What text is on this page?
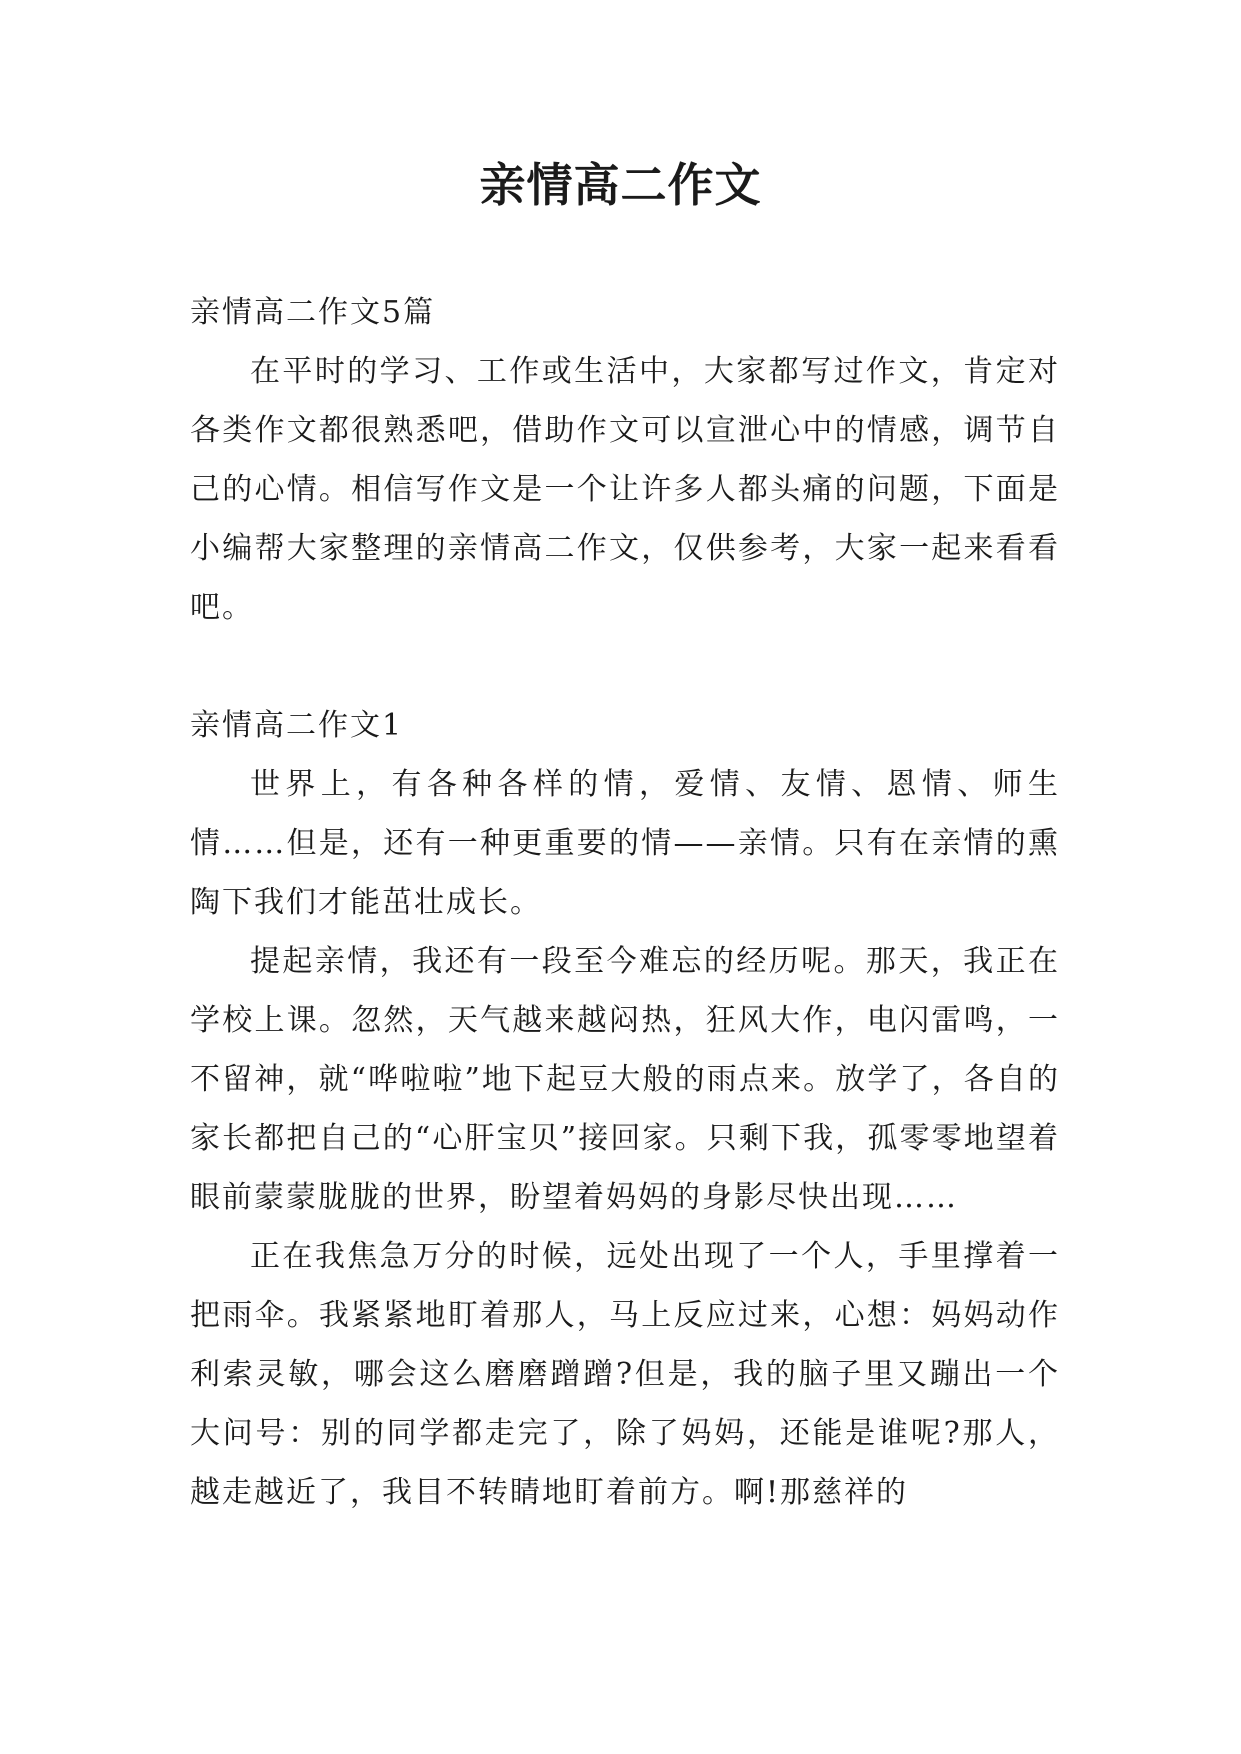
亲情高二作文

亲情高二作文5篇

在平时的学习、工作或生活中，大家都写过作文，肯定对各类作文都很熟悉吧，借助作文可以宣泄心中的情感，调节自己的心情。相信写作文是一个让许多人都头痛的问题，下面是小编帮大家整理的亲情高二作文，仅供参考，大家一起来看看吧。

亲情高二作文1

世界上，有各种各样的情，爱情、友情、恩情、师生情……但是，还有一种更重要的情——亲情。只有在亲情的熏陶下我们才能茁壮成长。

提起亲情，我还有一段至今难忘的经历呢。那天，我正在学校上课。忽然，天气越来越闷热，狂风大作，电闪雷鸣，一不留神，就“哗啦啦”地下起豆大般的雨点来。放学了，各自的家长都把自己的“心肝宝贝”接回家。只剩下我，孤零零地望着眼前蒙蒙胧胧的世界，盼望着妈妈的身影尽快出现……

正在我焦急万分的时候，远处出现了一个人，手里撑着一把雨伞。我紧紧地盯着那人，马上反应过来，心想：妈妈动作利索灵敏，哪会这么磨磨蹭蹭?但是，我的脑子里又蹦出一个大问号：别的同学都走完了，除了妈妈，还能是谁呢?那人，越走越近了，我目不转睛地盯着前方。啊!那慈祥的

**WHAT IS BEING ASKED:** In your copy, repeat each record exactly and include no pictures.

**SOLVED EXERCISE:**
What text is on this page?
亲情高二作文

亲情高二作文5篇

在平时的学习、工作或生活中，大家都写过作文，肯定对各类作文都很熟悉吧，借助作文可以宣泄心中的情感，调节自己的心情。相信写作文是一个让许多人都头痛的问题，下面是小编帮大家整理的亲情高二作文，仅供参考，大家一起来看看吧。

亲情高二作文1

世界上，有各种各样的情，爱情、友情、恩情、师生情……但是，还有一种更重要的情——亲情。只有在亲情的熏陶下我们才能茁壮成长。

提起亲情，我还有一段至今难忘的经历呢。那天，我正在学校上课。忽然，天气越来越闷热，狂风大作，电闪雷鸣，一不留神，就“哗啦啦”地下起豆大般的雨点来。放学了，各自的家长都把自己的“心肝宝贝”接回家。只剩下我，孤零零地望着眼前蒙蒙胧胧的世界，盼望着妈妈的身影尽快出现……

正在我焦急万分的时候，远处出现了一个人，手里撑着一把雨伞。我紧紧地盯着那人，马上反应过来，心想：妈妈动作利索灵敏，哪会这么磨磨蹭蹭?但是，我的脑子里又蹦出一个大问号：别的同学都走完了，除了妈妈，还能是谁呢?那人，越走越近了，我目不转睛地盯着前方。啊!那慈祥的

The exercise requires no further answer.